QUESTIONS TO ANSWER:
1/ List each distinct word that directly follows "spatial" in the passage on forage quality below.
2/ In the passage on forage quality below, in which month are A. odoratum senesced at the study site?

We were surprised by the spatial structure observed for CP. Covelo et al. (2008) found that the spatial pattern and scale of nitrogen in senesced leaves differed from that in green leaves, with senesced leaves having a higher patch size. At our study site, A. odoratum are senesced in the September and we therefore expected the same phenomenon to occur. However, the clustered spatial pattern for the mineral concentrations may have reflected autocorrelation in the spatial pattern of soil minerals because plants take up minerals from the soil. Inferred from the results of spatial structure, we can assess the spatial forage qualities in autumn by smaller sample size for analysis because nearby individuals have a higher likelihood of having similar levels and qualities.

DATA:
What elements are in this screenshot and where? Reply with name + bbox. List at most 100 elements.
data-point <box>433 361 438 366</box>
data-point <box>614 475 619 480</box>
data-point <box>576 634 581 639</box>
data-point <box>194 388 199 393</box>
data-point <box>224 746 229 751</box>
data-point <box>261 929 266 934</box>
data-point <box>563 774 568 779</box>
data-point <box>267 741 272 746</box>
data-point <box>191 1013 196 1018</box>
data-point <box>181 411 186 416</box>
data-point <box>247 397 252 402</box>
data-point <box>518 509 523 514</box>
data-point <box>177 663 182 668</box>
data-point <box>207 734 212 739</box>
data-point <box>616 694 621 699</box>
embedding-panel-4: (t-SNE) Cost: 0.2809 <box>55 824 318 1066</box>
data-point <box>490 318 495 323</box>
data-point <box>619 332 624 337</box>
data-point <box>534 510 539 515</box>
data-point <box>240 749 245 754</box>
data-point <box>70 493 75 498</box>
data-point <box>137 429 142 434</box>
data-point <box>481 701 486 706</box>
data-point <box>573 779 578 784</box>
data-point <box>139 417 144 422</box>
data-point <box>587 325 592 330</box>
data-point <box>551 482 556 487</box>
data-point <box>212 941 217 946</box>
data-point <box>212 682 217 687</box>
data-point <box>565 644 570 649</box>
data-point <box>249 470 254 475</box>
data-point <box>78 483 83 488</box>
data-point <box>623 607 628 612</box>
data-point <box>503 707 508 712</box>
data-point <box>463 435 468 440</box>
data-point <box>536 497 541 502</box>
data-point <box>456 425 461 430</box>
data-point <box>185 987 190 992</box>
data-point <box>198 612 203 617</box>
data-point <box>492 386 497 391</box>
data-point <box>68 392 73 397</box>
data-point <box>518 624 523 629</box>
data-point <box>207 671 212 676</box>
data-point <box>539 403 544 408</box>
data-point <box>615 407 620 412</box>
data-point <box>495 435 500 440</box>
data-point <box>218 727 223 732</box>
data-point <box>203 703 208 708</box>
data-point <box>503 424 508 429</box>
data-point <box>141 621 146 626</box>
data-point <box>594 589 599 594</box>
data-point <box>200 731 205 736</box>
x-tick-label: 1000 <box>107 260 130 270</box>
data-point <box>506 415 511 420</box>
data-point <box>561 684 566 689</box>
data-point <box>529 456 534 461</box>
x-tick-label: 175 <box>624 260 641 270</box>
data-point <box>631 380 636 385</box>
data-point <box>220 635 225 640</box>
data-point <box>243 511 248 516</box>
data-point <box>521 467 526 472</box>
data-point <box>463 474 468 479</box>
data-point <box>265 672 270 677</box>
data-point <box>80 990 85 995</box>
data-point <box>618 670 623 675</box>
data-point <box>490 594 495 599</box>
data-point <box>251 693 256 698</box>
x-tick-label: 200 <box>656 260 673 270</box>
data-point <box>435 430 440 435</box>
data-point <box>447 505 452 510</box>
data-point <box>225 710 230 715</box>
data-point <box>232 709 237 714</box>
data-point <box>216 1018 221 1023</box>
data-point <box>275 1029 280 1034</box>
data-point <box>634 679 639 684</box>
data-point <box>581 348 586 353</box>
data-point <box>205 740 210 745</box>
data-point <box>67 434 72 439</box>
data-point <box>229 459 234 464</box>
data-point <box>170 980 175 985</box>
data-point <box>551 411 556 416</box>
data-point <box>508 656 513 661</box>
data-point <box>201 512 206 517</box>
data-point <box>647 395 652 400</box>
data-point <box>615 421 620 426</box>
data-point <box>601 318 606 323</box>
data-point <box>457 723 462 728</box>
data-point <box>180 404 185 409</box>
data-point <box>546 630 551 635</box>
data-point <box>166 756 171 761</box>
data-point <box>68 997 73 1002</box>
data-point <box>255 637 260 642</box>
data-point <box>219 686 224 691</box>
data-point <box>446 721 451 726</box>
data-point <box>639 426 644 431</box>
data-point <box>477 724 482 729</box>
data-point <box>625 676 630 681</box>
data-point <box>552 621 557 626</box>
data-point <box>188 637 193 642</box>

ANSWER SECTION:
1/ structure, pattern, forage

2/ September